Start of Items

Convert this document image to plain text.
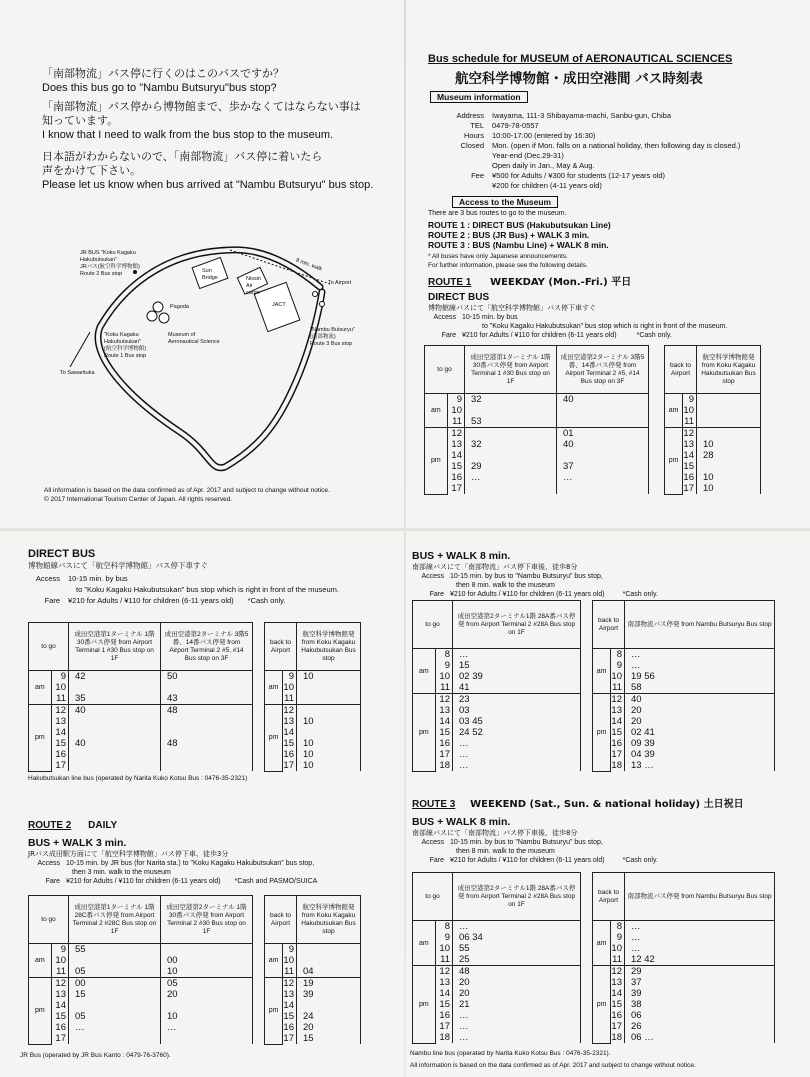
「南部物流」バス停に行くのはこのバスですか？
Does this bus go to "Nambu Butsuryu"bus stop?
「南部物流」バス停から博物館まで、歩かなくてはならない事は
知っています。
I know that I need to walk from the bus stop to the museum.
日本語がわからないので、「南部物流」バス停に着いたら
声をかけて下さい。
Please let us know when bus arrived at "Nambu Butsuryu" bus stop.
JR BUS "Koku Kagaku
Hakubutsukan"
JRバス(航空科学博物館)
Route 2 Bus stop
Pagoda
Sun
Bridge	Nissin
Air
cargo
JACT
8 min. walk
To Airport
"Koku Kagaku
Hakubutsukan"
(航空科学博物館)
Route 1 Bus stop
Museum of
Aeronautical Science
"Nambu Butsuryu"
(南部物流)
Route 3 Bus stop
To Sawarituka
All information is based on the data confirmed as of Apr. 2017 and subject to change without notice.
© 2017 International Tourism Center of Japan. All rights reserved.
Bus schedule for MUSEUM of AERONAUTICAL SCIENCES
航空科学博物館・成田空港間 バス時刻表
Museum information
Address	Iwayama, 111-3 Shibayama-machi, Sanbu-gun, Chiba
TEL	0479-78-0557
Hours	10:00-17:00 (entered by 16:30)
Closed	Mon. (open if Mon. falls on a national holiday, then following day is closed.)
Year-end (Dec.29-31)
Open daily in Jan., May & Aug.
Fee	¥500 for Adults / ¥300 for students (12-17 years old)
¥200 for children (4-11 years old)
Access to the Museum
There are 3 bus routes to go to the museum.
ROUTE 1 : DIRECT BUS (Hakubutsukan Line)
ROUTE 2 : BUS (JR Bus) + WALK 3 min.
ROUTE 3 : BUS (Nambu Line) + WALK 8 min.
* All buses have only Japanese announcements.
For further information, please see the following details.
ROUTE 1 WEEKDAY (Mon.-Fri.) 平日
DIRECT BUS
博物館線バスにて「航空科学博物館」バス停下車すぐ
Access 10-15 min. by bus
to "Koku Kagaku Hakubutsukan" bus stop which is right in front of the museum.
Fare ¥210 for Adults / ¥110 for children (6-11 years old)	*Cash only.
to go		成田空港第1ターミナル 1階30番バス停発 from Airport Terminal 1 #30 Bus stop on 1F	成田空港第2ターミナル 3階5番、14番バス停発 from Airport Terminal 2 #5, #14 Bus stop on 3F
am	9	32	40
	10		
	11	53	
pm	12		01
	13	32	40
	14		
	15	29	37
	16	…	…
	17		
back to Airport		航空科学博物館発 from Koku Kagaku Hakubutsukan Bus stop
am	9	
	10	
	11	
pm	12	
	13	10
	14	28
	15	
	16	10
	17	10
DIRECT BUS
博物館線バスにて「航空科学博物館」バス停下車すぐ
Access	10-15 min. by bus
to "Koku Kagaku Hakubutsukan" bus stop which is right in front of the museum.
Fare	¥210 for Adults / ¥110 for children (6-11 years old) *Cash only.
to go		成田空港第1ターミナル 1階30番バス停発 from Airport Terminal 1 #30 Bus stop on 1F	成田空港第2ターミナル 3階5番、14番バス停発 from Airport Terminal 2 #5, #14 Bus stop on 3F
am	9	42	50
	10		
	11	35	43
pm	12	40	48
	13		
	14		
	15	40	48
	16		
	17		
back to Airport		航空科学博物館発 from Koku Kagaku Hakubutsukan Bus stop
am	9	10
	10	
	11	
pm	12	
	13	10
	14	
	15	10
	16	10
	17	10
Hakubutsukan line bus (operated by Narita Kuko Kotsu Bus : 0476-35-2321)
ROUTE 2 DAILY
BUS + WALK 3 min.
JRバス成田駅方面にて「航空科学博物館」バス停下車、徒歩3分
Access 10-15 min. by JR bus (for Narita sta.) to "Koku Kagaku Hakubutsukan" bus stop,
then 3 min. walk to the museum
Fare ¥210 for Adults / ¥110 for children (6-11 years old) *Cash and PASMO/SUICA
to go		成田空港第1ターミナル 1階28C番バス停発 from Airport Terminal 2 #28C Bus stop on 1F	成田空港第2ターミナル 1階30番バス停発 from Airport Terminal 2 #30 Bus stop on 1F
am	9	55	
	10		00
	11	05	10
pm	12	00	05
	13	15	20
	14		
	15	05	10
	16	…	…
	17		
back to Airport		航空科学博物館発 from Koku Kagaku Hakubutsukan Bus stop
am	9	
	10	
	11	04
pm	12	19
	13	39
	14	
	15	24
	16	20
	17	15
JR Bus (operated by JR Bus Kanto : 0479-76-3760).
BUS + WALK 8 min.
南部線バスにて「南部物流」バス停下車後、徒歩8分
Access 10-15 min. by bus to "Nambu Butsuryu" bus stop,
then 8 min. walk to the museum
Fare ¥210 for Adults / ¥110 for children (6-11 years old)	*Cash only.
to go		成田空港第2ターミナル1階 28A番バス停発 from Airport Terminal 2 #28A Bus stop on 1F
am	8	…
	9	15
	10	02 39
	11	41
pm	12	23
	13	03
	14	03 45
	15	24 52
	16	…
	17	…
	18	…
back to Airport		南部物流バス停発 from Nambu Butsuryu Bus stop
am	8	…
	9	…
	10	19 56
	11	58
pm	12	40
	13	20
	14	20
	15	02 41
	16	09 39
	17	04 39
	18	13 …
ROUTE 3 WEEKEND (Sat., Sun. & national holiday) 土日祝日
BUS + WALK 8 min.
南部線バスにて「南部物流」バス停下車後、徒歩8分
Access 10-15 min. by bus to "Nambu Butsuryu" bus stop,
then 8 min. walk to the museum
Fare ¥210 for Adults / ¥110 for children (6-11 years old)	*Cash only.
to go		成田空港第2ターミナル1階 28A番バス停発 from Airport Terminal 2 #28A Bus stop on 1F
am	8	…
	9	06 34
	10	55
	11	25
pm	12	48
	13	20
	14	20
	15	21
	16	…
	17	…
	18	…
back to Airport		南部物流バス停発 from Nambu Butsuryu Bus stop
am	8	…
	9	…
	10	…
	11	12 42
pm	12	29
	13	37
	14	39
	15	38
	16	06
	17	26
	18	06 …
Nambu line bus (operated by Narita Kuko Kotsu Bus : 0476-35-2321).
All information is based on the data confirmed as of Apr. 2017 and subject to change without notice.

End of Items

Required task: Repeat the material above in full and exactly, apart from the pictures.

The result:
Convert this document image to plain text.
「南部物流」バス停に行くのはこのバスですか？
Does this bus go to "Nambu Butsuryu"bus stop?
「南部物流」バス停から博物館まで、歩かなくてはならない事は
知っています。
I know that I need to walk from the bus stop to the museum.
日本語がわからないので、「南部物流」バス停に着いたら
声をかけて下さい。
Please let us know when bus arrived at "Nambu Butsuryu" bus stop.
JR BUS "Koku Kagaku
Hakubutsukan"
JRバス(航空科学博物館)
Route 2 Bus stop
Pagoda
Sun
Bridge	Nissin
Air
cargo
JACT
8 min. walk
To Airport
"Koku Kagaku
Hakubutsukan"
(航空科学博物館)
Route 1 Bus stop
Museum of
Aeronautical Science
"Nambu Butsuryu"
(南部物流)
Route 3 Bus stop
To Sawarituka
All information is based on the data confirmed as of Apr. 2017 and subject to change without notice.
© 2017 International Tourism Center of Japan. All rights reserved.
Bus schedule for MUSEUM of AERONAUTICAL SCIENCES
航空科学博物館・成田空港間 バス時刻表
Museum information
Address	Iwayama, 111-3 Shibayama-machi, Sanbu-gun, Chiba
TEL	0479-78-0557
Hours	10:00-17:00 (entered by 16:30)
Closed	Mon. (open if Mon. falls on a national holiday, then following day is closed.)
Year-end (Dec.29-31)
Open daily in Jan., May & Aug.
Fee	¥500 for Adults / ¥300 for students (12-17 years old)
¥200 for children (4-11 years old)
Access to the Museum
There are 3 bus routes to go to the museum.
ROUTE 1 : DIRECT BUS (Hakubutsukan Line)
ROUTE 2 : BUS (JR Bus) + WALK 3 min.
ROUTE 3 : BUS (Nambu Line) + WALK 8 min.
* All buses have only Japanese announcements.
For further information, please see the following details.
ROUTE 1 WEEKDAY (Mon.-Fri.) 平日
DIRECT BUS
博物館線バスにて「航空科学博物館」バス停下車すぐ
Access 10-15 min. by bus
to "Koku Kagaku Hakubutsukan" bus stop which is right in front of the museum.
Fare ¥210 for Adults / ¥110 for children (6-11 years old)	*Cash only.
to go		成田空港第1ターミナル 1階30番バス停発 from Airport Terminal 1 #30 Bus stop on 1F	成田空港第2ターミナル 3階5番、14番バス停発 from Airport Terminal 2 #5, #14 Bus stop on 3F
am	9	32	40
	10		
	11	53	
pm	12		01
	13	32	40
	14		
	15	29	37
	16	…	…
	17		
back to Airport		航空科学博物館発 from Koku Kagaku Hakubutsukan Bus stop
am	9	
	10	
	11	
pm	12	
	13	10
	14	28
	15	
	16	10
	17	10
DIRECT BUS
博物館線バスにて「航空科学博物館」バス停下車すぐ
Access	10-15 min. by bus
to "Koku Kagaku Hakubutsukan" bus stop which is right in front of the museum.
Fare	¥210 for Adults / ¥110 for children (6-11 years old) *Cash only.
to go		成田空港第1ターミナル 1階30番バス停発 from Airport Terminal 1 #30 Bus stop on 1F	成田空港第2ターミナル 3階5番、14番バス停発 from Airport Terminal 2 #5, #14 Bus stop on 3F
am	9	42	50
	10		
	11	35	43
pm	12	40	48
	13		
	14		
	15	40	48
	16		
	17		
back to Airport		航空科学博物館発 from Koku Kagaku Hakubutsukan Bus stop
am	9	10
	10	
	11	
pm	12	
	13	10
	14	
	15	10
	16	10
	17	10
Hakubutsukan line bus (operated by Narita Kuko Kotsu Bus : 0476-35-2321)
ROUTE 2 DAILY
BUS + WALK 3 min.
JRバス成田駅方面にて「航空科学博物館」バス停下車、徒歩3分
Access 10-15 min. by JR bus (for Narita sta.) to "Koku Kagaku Hakubutsukan" bus stop,
then 3 min. walk to the museum
Fare ¥210 for Adults / ¥110 for children (6-11 years old) *Cash and PASMO/SUICA
to go		成田空港第1ターミナル 1階28C番バス停発 from Airport Terminal 2 #28C Bus stop on 1F	成田空港第2ターミナル 1階30番バス停発 from Airport Terminal 2 #30 Bus stop on 1F
am	9	55	
	10		00
	11	05	10
pm	12	00	05
	13	15	20
	14		
	15	05	10
	16	…	…
	17		
back to Airport		航空科学博物館発 from Koku Kagaku Hakubutsukan Bus stop
am	9	
	10	
	11	04
pm	12	19
	13	39
	14	
	15	24
	16	20
	17	15
JR Bus (operated by JR Bus Kanto : 0479-76-3760).
BUS + WALK 8 min.
南部線バスにて「南部物流」バス停下車後、徒歩8分
Access 10-15 min. by bus to "Nambu Butsuryu" bus stop,
then 8 min. walk to the museum
Fare ¥210 for Adults / ¥110 for children (6-11 years old)	*Cash only.
to go		成田空港第2ターミナル1階 28A番バス停発 from Airport Terminal 2 #28A Bus stop on 1F
am	8	…
	9	15
	10	02 39
	11	41
pm	12	23
	13	03
	14	03 45
	15	24 52
	16	…
	17	…
	18	…
back to Airport		南部物流バス停発 from Nambu Butsuryu Bus stop
am	8	…
	9	…
	10	19 56
	11	58
pm	12	40
	13	20
	14	20
	15	02 41
	16	09 39
	17	04 39
	18	13 …
ROUTE 3 WEEKEND (Sat., Sun. & national holiday) 土日祝日
BUS + WALK 8 min.
南部線バスにて「南部物流」バス停下車後、徒歩8分
Access 10-15 min. by bus to "Nambu Butsuryu" bus stop,
then 8 min. walk to the museum
Fare ¥210 for Adults / ¥110 for children (6-11 years old)	*Cash only.
to go		成田空港第2ターミナル1階 28A番バス停発 from Airport Terminal 2 #28A Bus stop on 1F
am	8	…
	9	06 34
	10	55
	11	25
pm	12	48
	13	20
	14	20
	15	21
	16	…
	17	…
	18	…
back to Airport		南部物流バス停発 from Nambu Butsuryu Bus stop
am	8	…
	9	…
	10	…
	11	12 42
pm	12	29
	13	37
	14	39
	15	38
	16	06
	17	26
	18	06 …
Nambu line bus (operated by Narita Kuko Kotsu Bus : 0476-35-2321).
All information is based on the data confirmed as of Apr. 2017 and subject to change without notice.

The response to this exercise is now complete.